Layout element entries
· · · · ·

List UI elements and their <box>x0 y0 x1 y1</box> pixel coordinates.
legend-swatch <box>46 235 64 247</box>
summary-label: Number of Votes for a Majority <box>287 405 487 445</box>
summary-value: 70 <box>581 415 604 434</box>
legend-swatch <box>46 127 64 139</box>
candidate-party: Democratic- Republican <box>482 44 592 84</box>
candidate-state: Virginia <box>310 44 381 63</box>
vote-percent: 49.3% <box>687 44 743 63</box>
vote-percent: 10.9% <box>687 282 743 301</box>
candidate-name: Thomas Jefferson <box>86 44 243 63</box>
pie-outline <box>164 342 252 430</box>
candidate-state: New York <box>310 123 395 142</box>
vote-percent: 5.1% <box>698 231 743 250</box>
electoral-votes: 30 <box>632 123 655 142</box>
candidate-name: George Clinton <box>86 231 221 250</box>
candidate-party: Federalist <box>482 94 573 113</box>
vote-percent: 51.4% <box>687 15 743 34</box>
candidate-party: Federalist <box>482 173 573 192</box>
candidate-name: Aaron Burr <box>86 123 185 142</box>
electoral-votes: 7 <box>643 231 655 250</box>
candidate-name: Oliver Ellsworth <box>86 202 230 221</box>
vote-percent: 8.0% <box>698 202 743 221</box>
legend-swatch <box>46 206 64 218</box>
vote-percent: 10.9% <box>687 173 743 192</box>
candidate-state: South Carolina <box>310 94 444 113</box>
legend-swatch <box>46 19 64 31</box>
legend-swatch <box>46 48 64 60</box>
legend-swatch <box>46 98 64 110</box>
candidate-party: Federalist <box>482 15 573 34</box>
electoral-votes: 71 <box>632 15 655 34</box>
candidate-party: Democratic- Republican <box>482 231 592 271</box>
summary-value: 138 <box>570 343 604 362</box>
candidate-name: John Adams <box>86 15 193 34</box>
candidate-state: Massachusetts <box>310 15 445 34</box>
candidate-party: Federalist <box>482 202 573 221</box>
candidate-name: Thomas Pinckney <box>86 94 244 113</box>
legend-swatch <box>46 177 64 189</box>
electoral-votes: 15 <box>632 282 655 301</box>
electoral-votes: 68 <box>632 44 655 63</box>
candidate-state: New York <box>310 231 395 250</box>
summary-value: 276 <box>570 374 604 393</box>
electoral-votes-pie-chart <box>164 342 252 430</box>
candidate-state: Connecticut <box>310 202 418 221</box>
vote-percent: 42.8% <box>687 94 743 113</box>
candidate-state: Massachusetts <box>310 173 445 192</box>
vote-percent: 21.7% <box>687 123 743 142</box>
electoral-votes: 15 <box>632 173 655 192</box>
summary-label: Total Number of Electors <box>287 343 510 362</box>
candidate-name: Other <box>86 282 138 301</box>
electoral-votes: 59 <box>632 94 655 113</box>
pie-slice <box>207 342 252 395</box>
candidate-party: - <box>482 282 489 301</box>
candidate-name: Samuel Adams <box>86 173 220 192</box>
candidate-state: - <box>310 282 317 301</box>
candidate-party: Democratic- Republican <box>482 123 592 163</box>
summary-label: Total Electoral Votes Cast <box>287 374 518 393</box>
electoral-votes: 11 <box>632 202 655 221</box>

· · · · ·

WHAT THE TASK ASKS> Write out every line of the data above again, word for word, with nothing changed.

EXERCISE ANSWER>
List UI elements and their <box>x0 y0 x1 y1</box> pixel coordinates.
legend-swatch <box>46 235 64 247</box>
summary-label: Number of Votes for a Majority <box>287 405 487 445</box>
summary-value: 70 <box>581 415 604 434</box>
legend-swatch <box>46 127 64 139</box>
candidate-party: Democratic- Republican <box>482 44 592 84</box>
candidate-state: Virginia <box>310 44 381 63</box>
vote-percent: 49.3% <box>687 44 743 63</box>
vote-percent: 10.9% <box>687 282 743 301</box>
candidate-name: Thomas Jefferson <box>86 44 243 63</box>
pie-outline <box>164 342 252 430</box>
candidate-state: New York <box>310 123 395 142</box>
vote-percent: 5.1% <box>698 231 743 250</box>
electoral-votes: 30 <box>632 123 655 142</box>
candidate-name: George Clinton <box>86 231 221 250</box>
candidate-party: Federalist <box>482 94 573 113</box>
vote-percent: 51.4% <box>687 15 743 34</box>
candidate-party: Federalist <box>482 173 573 192</box>
candidate-name: Aaron Burr <box>86 123 185 142</box>
electoral-votes: 7 <box>643 231 655 250</box>
candidate-name: Oliver Ellsworth <box>86 202 230 221</box>
vote-percent: 8.0% <box>698 202 743 221</box>
legend-swatch <box>46 206 64 218</box>
vote-percent: 10.9% <box>687 173 743 192</box>
candidate-state: South Carolina <box>310 94 444 113</box>
legend-swatch <box>46 19 64 31</box>
legend-swatch <box>46 48 64 60</box>
legend-swatch <box>46 98 64 110</box>
candidate-party: Federalist <box>482 15 573 34</box>
electoral-votes: 71 <box>632 15 655 34</box>
candidate-party: Democratic- Republican <box>482 231 592 271</box>
summary-value: 138 <box>570 343 604 362</box>
candidate-name: John Adams <box>86 15 193 34</box>
candidate-state: Massachusetts <box>310 15 445 34</box>
candidate-party: Federalist <box>482 202 573 221</box>
candidate-name: Thomas Pinckney <box>86 94 244 113</box>
legend-swatch <box>46 177 64 189</box>
electoral-votes: 15 <box>632 282 655 301</box>
electoral-votes: 68 <box>632 44 655 63</box>
candidate-state: New York <box>310 231 395 250</box>
summary-value: 276 <box>570 374 604 393</box>
electoral-votes-pie-chart <box>164 342 252 430</box>
candidate-state: Connecticut <box>310 202 418 221</box>
vote-percent: 42.8% <box>687 94 743 113</box>
candidate-state: Massachusetts <box>310 173 445 192</box>
vote-percent: 21.7% <box>687 123 743 142</box>
electoral-votes: 15 <box>632 173 655 192</box>
summary-label: Total Number of Electors <box>287 343 510 362</box>
candidate-name: Other <box>86 282 138 301</box>
electoral-votes: 59 <box>632 94 655 113</box>
pie-slice <box>207 342 252 395</box>
candidate-party: - <box>482 282 489 301</box>
candidate-name: Samuel Adams <box>86 173 220 192</box>
candidate-state: - <box>310 282 317 301</box>
candidate-party: Democratic- Republican <box>482 123 592 163</box>
summary-label: Total Electoral Votes Cast <box>287 374 518 393</box>
electoral-votes: 11 <box>632 202 655 221</box>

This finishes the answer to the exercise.